(TEKS DOKUMEN):

^^^^^^^^

Image1

Makalah Ajaran Syekh Siti Jenar dan Konflik dengan Para Wali Songo

Makalah Ajaran Syekh Siti Jenar | Sejarah Syekh Siti Jenar dan Ajarannya | 


SYEKH SITI JENAR DAN AJARANYA


            Syekh Siti Jenar yang nama aslinya adalah Ali Hasan, menempuh pendidikan agamanya di Timur Tengah, di Baghdad khususnya.dia belajar dari orang-orang syi’ah, sufi (dia mempelajari kitab ihya ulumuddin karangan Al Ghazali) dan golongan Mu’tazilah kitab yang dikajinya adalah kitab kailani. Dalam berbagai kepustakaan ada yang menyebutkan bahwa nama aslinya adalah Hasan Ngali Ansar (Hasan Ali Ansar) tempat tinggalnya di Krendhasawa, setelah berguru di Baghdad dia mendapat julukan Siti Jenar (tanah kuning dimana dia berasal). Dari segi sejarah jenar adalah suatu tempat di daerah Sragen Jawa Tengah, dari kepandaiannya dalam ilmu agama dia diberi gelar syekh oleh para wali dan kelak namanya dikenal sebagai Syekh Siti Jenar, Syekh Lemahbang atau Syekh Siti Brit.

^^^^^^^^

(DATA TERSIMPAN):
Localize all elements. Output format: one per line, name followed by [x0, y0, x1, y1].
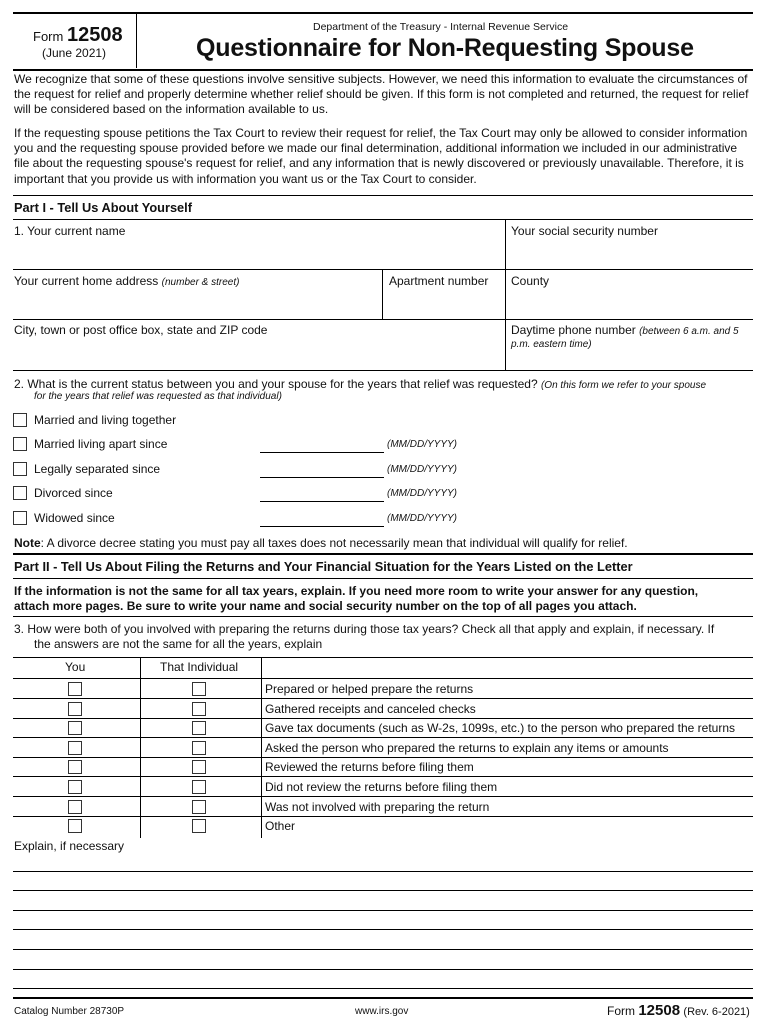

^^^^^^^^

(SOAL): Tolong cetak bagian teks tentang Syekh Siti Jenar dari "Syekh Siti Jenar yang" sampai "Syekh Siti Brit.", tanpa mengubah satu kata pun.

(JAWABAN SOAL):
Syekh Siti Jenar yang nama aslinya adalah Ali Hasan, menempuh pendidikan agamanya di Timur Tengah, di Baghdad khususnya.dia belajar dari orang-orang syi’ah, sufi (dia mempelajari kitab ihya ulumuddin karangan Al Ghazali) dan golongan Mu’tazilah kitab yang dikajinya adalah kitab kailani. Dalam berbagai kepustakaan ada yang menyebutkan bahwa nama aslinya adalah Hasan Ngali Ansar (Hasan Ali Ansar) tempat tinggalnya di Krendhasawa, setelah berguru di Baghdad dia mendapat julukan Siti Jenar (tanah kuning dimana dia berasal). Dari segi sejarah jenar adalah suatu tempat di daerah Sragen Jawa Tengah, dari kepandaiannya dalam ilmu agama dia diberi gelar syekh oleh para wali dan kelak namanya dikenal sebagai Syekh Siti Jenar, Syekh Lemahbang atau Syekh Siti Brit.